┌─ Given information
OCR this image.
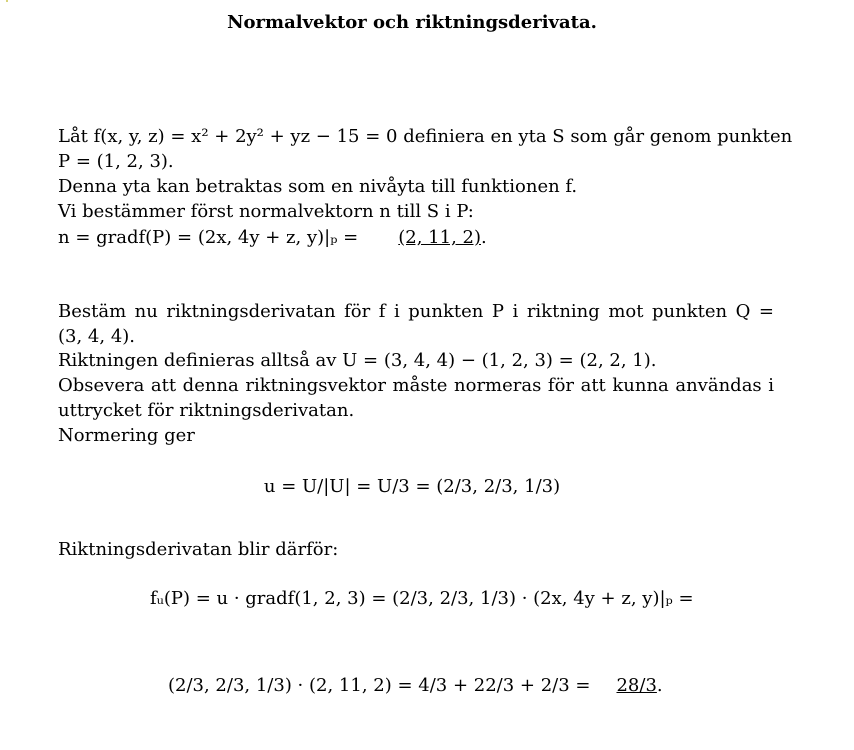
Normalvektor och riktningsderivata.
Låt f(x, y, z) = x² + 2y² + yz − 15 = 0 definiera en yta S som går genom punkten
P = (1, 2, 3).
Denna yta kan betraktas som en nivåyta till funktionen f.
Vi bestämmer först normalvektorn n till S i P:
n = gradf(P) = (2x, 4y + z, y)|ₚ = (2, 11, 2).
Bestäm nu riktningsderivatan för f i punkten P i riktning mot punkten Q =
(3, 4, 4).
Riktningen definieras alltså av U = (3, 4, 4) − (1, 2, 3) = (2, 2, 1).
Obsevera att denna riktningsvektor måste normeras för att kunna användas i
uttrycket för riktningsderivatan.
Normering ger
u = U/|U| = U/3 = (2/3, 2/3, 1/3)
Riktningsderivatan blir därför:
fᵤ(P) = u · gradf(1, 2, 3) = (2/3, 2/3, 1/3) · (2x, 4y + z, y)|ₚ =
(2/3, 2/3, 1/3) · (2, 11, 2) = 4/3 + 22/3 + 2/3 = 28/3.
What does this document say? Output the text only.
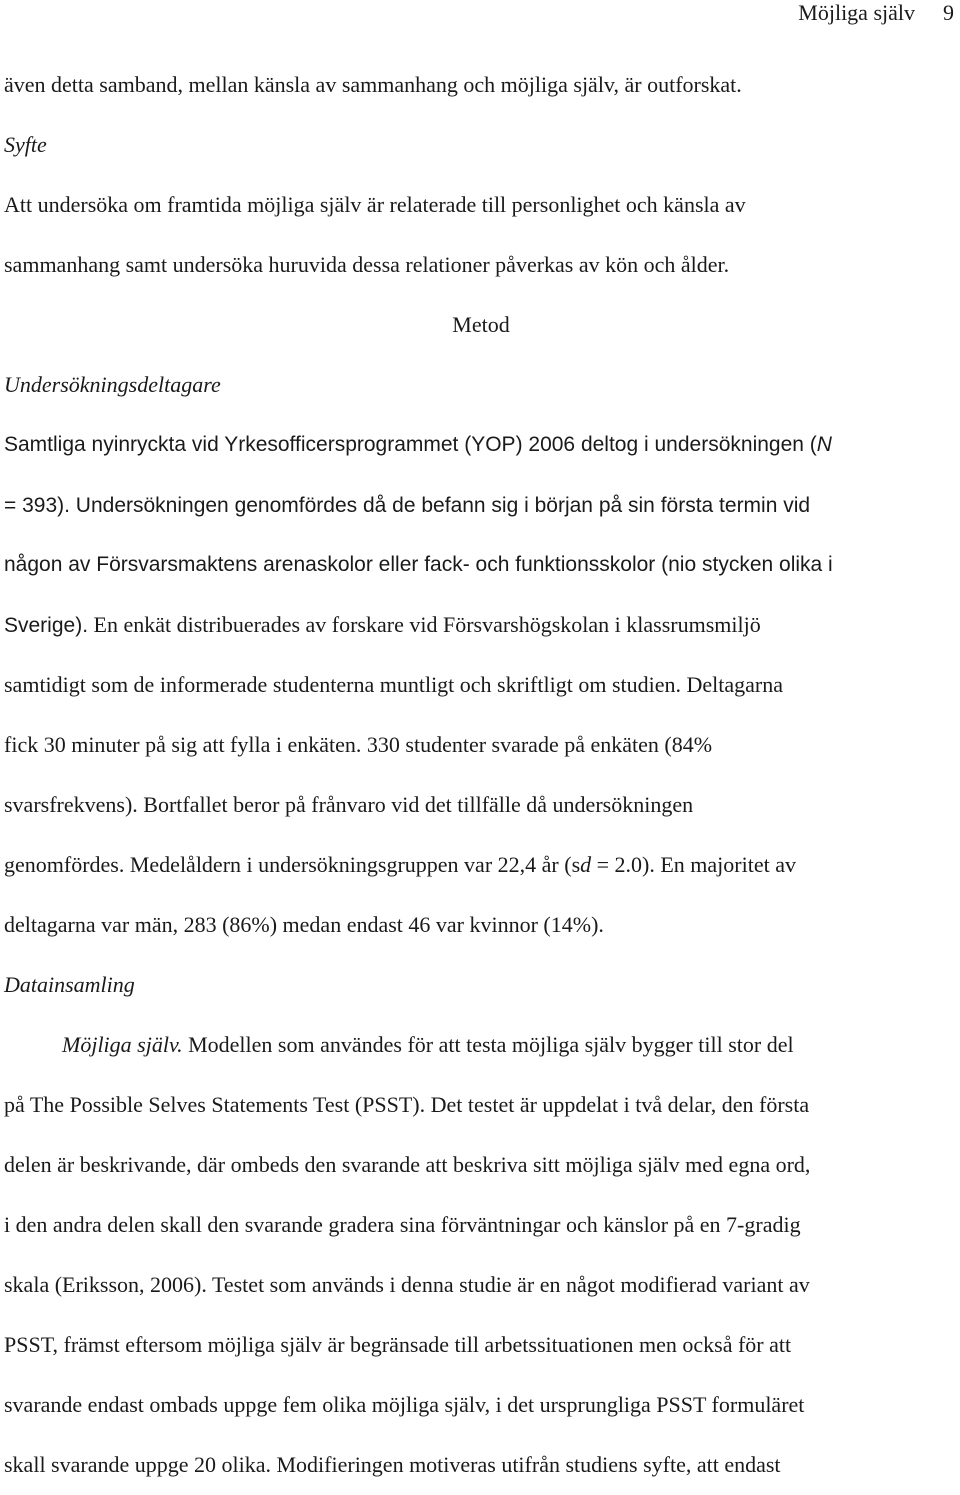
Möjliga själv 9
även detta samband, mellan känsla av sammanhang och möjliga själv, är outforskat.
Syfte
Att undersöka om framtida möjliga själv är relaterade till personlighet och känsla av
sammanhang samt undersöka huruvida dessa relationer påverkas av kön och ålder.
Metod
Undersökningsdeltagare
Samtliga nyinryckta vid Yrkesofficersprogrammet (YOP) 2006 deltog i undersökningen (N
= 393). Undersökningen genomfördes då de befann sig i början på sin första termin vid
någon av Försvarsmaktens arenaskolor eller fack- och funktionsskolor (nio stycken olika i
Sverige). En enkät distribuerades av forskare vid Försvarshögskolan i klassrumsmiljö
samtidigt som de informerade studenterna muntligt och skriftligt om studien. Deltagarna
fick 30 minuter på sig att fylla i enkäten. 330 studenter svarade på enkäten (84%
svarsfrekvens). Bortfallet beror på frånvaro vid det tillfälle då undersökningen
genomfördes. Medelåldern i undersökningsgruppen var 22,4 år (sd = 2.0). En majoritet av
deltagarna var män, 283 (86%) medan endast 46 var kvinnor (14%).
Datainsamling
Möjliga själv. Modellen som användes för att testa möjliga själv bygger till stor del
på The Possible Selves Statements Test (PSST). Det testet är uppdelat i två delar, den första
delen är beskrivande, där ombeds den svarande att beskriva sitt möjliga själv med egna ord,
i den andra delen skall den svarande gradera sina förväntningar och känslor på en 7-gradig
skala (Eriksson, 2006). Testet som används i denna studie är en något modifierad variant av
PSST, främst eftersom möjliga själv är begränsade till arbetssituationen men också för att
svarande endast ombads uppge fem olika möjliga själv, i det ursprungliga PSST formuläret
skall svarande uppge 20 olika. Modifieringen motiveras utifrån studiens syfte, att endast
└─
* Exercise requirements
The word "genomfördes" occurs on some lines of the entries. Work out how many such lines there are and reply with the number alone.

* Answer area
2